_WHAT YOU ARE ASKED TO DO_:
Select all lines in the records that include "Equivalent".

^^^^^^^^

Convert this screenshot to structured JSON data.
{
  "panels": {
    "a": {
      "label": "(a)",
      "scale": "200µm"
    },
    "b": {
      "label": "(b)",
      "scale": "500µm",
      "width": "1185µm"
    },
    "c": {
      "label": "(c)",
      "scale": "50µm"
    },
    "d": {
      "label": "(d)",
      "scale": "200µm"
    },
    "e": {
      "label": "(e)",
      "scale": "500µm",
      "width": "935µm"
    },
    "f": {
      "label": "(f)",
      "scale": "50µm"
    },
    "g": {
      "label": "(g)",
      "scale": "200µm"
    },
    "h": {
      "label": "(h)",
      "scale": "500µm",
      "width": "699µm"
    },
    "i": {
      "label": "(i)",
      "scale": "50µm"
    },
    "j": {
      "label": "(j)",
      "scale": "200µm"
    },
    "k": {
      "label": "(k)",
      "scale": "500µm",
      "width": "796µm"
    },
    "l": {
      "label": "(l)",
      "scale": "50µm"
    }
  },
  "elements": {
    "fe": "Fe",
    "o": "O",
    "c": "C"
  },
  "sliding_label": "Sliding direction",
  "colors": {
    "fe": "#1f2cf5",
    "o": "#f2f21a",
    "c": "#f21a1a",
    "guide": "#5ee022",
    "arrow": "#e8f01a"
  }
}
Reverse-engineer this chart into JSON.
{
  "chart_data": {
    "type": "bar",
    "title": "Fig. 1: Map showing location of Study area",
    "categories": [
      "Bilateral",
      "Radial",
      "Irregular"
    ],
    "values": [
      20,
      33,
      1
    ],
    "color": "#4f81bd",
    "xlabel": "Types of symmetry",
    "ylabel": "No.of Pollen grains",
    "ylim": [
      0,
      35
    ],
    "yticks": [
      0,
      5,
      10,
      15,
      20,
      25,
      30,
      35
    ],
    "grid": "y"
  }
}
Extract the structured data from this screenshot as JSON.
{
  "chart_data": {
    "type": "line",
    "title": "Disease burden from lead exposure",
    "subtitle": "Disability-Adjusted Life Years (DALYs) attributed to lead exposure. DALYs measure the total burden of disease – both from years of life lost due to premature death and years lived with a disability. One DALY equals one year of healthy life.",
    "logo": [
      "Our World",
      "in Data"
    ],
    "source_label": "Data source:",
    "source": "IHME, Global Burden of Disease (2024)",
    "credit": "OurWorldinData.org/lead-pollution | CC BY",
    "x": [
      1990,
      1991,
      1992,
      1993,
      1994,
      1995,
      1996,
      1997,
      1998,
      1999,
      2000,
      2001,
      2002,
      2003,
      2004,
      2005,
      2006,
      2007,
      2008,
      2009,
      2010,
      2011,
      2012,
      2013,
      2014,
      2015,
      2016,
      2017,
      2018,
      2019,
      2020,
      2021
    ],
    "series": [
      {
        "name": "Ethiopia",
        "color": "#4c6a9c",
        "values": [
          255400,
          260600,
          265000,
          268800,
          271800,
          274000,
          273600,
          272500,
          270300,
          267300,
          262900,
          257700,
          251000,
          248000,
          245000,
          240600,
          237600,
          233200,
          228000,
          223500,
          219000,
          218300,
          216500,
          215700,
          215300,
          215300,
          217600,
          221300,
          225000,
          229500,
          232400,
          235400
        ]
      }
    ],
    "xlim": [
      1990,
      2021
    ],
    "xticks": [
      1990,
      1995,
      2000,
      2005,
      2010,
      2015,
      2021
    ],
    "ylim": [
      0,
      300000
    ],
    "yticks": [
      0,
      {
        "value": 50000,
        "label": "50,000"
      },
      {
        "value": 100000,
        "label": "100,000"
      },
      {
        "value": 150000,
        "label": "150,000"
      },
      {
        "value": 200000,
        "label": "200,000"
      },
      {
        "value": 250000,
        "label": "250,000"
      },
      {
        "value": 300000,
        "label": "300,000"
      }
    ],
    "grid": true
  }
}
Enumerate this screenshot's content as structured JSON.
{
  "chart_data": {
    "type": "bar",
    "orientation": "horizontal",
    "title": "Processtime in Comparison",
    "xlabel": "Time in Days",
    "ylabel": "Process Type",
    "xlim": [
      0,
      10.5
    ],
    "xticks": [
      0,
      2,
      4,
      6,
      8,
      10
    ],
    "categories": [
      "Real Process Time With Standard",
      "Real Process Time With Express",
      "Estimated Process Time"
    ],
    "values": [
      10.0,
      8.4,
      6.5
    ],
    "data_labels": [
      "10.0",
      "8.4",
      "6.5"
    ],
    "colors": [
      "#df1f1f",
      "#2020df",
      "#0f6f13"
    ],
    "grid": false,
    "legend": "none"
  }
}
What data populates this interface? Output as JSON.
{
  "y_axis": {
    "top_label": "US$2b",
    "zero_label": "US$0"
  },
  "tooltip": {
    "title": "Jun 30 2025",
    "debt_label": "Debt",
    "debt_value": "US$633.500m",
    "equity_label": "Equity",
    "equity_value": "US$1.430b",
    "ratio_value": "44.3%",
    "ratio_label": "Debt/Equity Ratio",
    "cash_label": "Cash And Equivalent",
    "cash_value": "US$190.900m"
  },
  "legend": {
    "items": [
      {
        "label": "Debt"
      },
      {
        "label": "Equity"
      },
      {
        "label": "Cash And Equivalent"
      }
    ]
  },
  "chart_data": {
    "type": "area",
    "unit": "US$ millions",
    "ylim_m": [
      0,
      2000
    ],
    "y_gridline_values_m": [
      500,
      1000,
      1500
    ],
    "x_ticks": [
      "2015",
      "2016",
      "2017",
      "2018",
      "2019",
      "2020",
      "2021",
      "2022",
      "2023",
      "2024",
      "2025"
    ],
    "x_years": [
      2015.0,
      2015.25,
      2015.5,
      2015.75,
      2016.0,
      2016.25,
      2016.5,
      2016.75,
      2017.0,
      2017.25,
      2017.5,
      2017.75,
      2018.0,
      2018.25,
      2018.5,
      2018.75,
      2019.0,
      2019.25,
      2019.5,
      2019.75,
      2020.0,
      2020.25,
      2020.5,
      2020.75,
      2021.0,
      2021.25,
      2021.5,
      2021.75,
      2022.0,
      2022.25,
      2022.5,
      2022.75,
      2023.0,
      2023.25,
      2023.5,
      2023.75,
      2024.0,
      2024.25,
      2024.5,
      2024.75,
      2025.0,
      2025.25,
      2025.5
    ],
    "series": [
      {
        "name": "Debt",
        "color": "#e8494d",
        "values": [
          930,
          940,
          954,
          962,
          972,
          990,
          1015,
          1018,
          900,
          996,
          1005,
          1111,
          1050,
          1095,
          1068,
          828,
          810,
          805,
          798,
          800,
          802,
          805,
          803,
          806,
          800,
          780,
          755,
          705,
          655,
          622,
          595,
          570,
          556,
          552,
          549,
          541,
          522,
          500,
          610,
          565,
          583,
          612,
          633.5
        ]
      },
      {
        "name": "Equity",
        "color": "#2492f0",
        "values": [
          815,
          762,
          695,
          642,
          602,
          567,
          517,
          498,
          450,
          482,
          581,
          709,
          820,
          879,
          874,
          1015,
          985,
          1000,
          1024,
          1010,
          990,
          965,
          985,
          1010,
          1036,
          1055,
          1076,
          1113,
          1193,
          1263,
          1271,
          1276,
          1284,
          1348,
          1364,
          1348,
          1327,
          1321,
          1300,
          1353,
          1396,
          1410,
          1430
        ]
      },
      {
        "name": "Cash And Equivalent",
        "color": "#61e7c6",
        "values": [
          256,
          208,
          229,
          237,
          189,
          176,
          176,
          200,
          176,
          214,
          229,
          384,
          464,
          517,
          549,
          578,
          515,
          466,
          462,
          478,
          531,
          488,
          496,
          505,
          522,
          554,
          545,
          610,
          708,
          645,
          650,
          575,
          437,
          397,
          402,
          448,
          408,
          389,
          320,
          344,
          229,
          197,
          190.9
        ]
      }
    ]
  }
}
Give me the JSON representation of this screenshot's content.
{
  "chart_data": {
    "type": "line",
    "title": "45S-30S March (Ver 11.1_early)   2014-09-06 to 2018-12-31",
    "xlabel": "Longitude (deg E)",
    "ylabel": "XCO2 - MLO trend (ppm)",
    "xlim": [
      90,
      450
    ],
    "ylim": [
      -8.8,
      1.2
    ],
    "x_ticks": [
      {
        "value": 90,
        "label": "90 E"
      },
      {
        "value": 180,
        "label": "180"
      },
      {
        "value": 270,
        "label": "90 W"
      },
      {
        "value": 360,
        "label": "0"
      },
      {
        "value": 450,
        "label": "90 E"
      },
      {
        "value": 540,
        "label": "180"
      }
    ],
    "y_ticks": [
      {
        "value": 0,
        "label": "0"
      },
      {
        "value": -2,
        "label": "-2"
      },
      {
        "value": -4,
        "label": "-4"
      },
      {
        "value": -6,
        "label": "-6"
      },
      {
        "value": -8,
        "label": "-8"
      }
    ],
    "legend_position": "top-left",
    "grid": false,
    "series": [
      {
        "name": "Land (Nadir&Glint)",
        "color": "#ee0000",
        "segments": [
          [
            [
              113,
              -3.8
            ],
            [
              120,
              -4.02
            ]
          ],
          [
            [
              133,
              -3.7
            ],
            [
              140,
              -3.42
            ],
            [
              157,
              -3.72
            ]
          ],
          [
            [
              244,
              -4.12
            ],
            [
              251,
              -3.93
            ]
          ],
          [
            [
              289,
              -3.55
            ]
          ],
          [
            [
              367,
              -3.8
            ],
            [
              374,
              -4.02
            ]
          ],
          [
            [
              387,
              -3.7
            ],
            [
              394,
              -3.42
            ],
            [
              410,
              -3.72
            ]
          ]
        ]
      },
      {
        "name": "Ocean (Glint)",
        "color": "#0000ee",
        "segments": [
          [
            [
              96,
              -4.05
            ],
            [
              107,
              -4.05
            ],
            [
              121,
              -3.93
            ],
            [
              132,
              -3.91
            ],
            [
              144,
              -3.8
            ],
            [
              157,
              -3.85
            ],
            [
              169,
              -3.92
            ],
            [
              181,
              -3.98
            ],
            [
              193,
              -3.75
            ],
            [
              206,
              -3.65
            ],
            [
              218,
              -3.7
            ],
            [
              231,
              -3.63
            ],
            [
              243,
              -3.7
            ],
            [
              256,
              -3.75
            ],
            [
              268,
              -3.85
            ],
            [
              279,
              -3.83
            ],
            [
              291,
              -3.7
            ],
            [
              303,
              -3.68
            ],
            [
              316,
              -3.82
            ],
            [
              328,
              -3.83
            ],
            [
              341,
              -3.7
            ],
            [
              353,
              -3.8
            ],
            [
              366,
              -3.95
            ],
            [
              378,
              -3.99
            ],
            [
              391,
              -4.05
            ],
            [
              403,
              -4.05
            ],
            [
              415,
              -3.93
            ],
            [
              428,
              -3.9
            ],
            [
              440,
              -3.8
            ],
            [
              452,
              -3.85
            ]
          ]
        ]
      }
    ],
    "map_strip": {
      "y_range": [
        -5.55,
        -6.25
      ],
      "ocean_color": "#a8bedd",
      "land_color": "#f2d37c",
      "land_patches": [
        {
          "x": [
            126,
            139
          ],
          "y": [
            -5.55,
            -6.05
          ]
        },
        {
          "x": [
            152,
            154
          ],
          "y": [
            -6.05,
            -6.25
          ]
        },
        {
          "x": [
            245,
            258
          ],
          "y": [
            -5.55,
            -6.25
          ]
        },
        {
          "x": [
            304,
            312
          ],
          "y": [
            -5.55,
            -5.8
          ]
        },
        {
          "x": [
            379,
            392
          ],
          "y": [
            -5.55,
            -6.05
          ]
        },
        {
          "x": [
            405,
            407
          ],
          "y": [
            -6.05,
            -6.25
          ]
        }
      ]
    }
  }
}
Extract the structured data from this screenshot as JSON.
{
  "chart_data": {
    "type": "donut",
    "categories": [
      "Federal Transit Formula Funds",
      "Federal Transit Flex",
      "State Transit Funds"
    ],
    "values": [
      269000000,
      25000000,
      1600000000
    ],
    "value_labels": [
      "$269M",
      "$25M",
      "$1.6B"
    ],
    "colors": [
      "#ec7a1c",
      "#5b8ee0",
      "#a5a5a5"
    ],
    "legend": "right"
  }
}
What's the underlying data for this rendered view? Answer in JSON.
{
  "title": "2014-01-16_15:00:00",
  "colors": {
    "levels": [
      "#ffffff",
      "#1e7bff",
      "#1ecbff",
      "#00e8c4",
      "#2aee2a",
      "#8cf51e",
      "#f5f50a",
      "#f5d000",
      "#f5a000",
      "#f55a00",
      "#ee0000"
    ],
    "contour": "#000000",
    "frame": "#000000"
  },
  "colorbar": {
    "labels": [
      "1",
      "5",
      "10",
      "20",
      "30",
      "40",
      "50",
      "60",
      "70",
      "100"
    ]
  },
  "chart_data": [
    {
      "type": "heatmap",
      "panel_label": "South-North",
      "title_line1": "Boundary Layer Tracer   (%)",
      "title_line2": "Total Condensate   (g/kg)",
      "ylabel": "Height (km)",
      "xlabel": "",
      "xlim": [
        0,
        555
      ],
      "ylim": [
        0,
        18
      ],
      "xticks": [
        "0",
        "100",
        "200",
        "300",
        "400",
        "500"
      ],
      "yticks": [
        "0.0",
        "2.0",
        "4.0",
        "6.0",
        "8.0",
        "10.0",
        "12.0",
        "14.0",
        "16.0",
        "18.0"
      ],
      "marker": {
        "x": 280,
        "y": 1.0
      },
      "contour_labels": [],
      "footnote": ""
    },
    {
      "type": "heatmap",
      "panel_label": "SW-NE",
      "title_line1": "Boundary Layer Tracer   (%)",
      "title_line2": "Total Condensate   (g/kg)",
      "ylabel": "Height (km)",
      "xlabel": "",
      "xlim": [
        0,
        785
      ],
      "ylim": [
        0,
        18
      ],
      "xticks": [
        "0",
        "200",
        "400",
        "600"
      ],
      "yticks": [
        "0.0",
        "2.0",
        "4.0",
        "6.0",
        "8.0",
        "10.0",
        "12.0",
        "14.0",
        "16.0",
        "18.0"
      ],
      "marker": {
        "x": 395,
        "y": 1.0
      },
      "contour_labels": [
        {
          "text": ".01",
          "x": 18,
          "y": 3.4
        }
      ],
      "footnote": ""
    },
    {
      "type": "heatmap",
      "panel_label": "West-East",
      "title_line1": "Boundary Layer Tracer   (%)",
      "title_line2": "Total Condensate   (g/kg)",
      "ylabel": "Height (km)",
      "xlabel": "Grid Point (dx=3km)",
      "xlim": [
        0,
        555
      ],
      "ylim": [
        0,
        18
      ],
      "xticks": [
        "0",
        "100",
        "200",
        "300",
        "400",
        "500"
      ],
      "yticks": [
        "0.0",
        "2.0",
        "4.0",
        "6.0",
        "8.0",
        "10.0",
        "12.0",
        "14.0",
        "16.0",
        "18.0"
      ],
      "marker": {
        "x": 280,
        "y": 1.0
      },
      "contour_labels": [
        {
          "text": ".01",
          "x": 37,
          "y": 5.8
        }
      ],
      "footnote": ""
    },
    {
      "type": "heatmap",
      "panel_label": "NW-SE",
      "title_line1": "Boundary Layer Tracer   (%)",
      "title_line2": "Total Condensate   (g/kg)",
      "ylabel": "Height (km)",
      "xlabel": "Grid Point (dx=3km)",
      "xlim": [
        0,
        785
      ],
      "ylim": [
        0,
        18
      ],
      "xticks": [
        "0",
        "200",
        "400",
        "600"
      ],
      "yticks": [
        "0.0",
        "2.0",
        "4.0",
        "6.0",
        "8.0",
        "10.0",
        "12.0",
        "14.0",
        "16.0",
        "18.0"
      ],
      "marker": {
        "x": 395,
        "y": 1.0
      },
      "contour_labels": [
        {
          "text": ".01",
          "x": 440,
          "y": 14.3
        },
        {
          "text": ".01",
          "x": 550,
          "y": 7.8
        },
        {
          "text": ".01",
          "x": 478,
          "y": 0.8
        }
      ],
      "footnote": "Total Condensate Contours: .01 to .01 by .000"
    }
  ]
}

^^^^^^^^

_WRITTEN SOLUTION_:
    "cash_label": "Cash And Equivalent",
        "label": "Cash And Equivalent"
        "name": "Cash And Equivalent",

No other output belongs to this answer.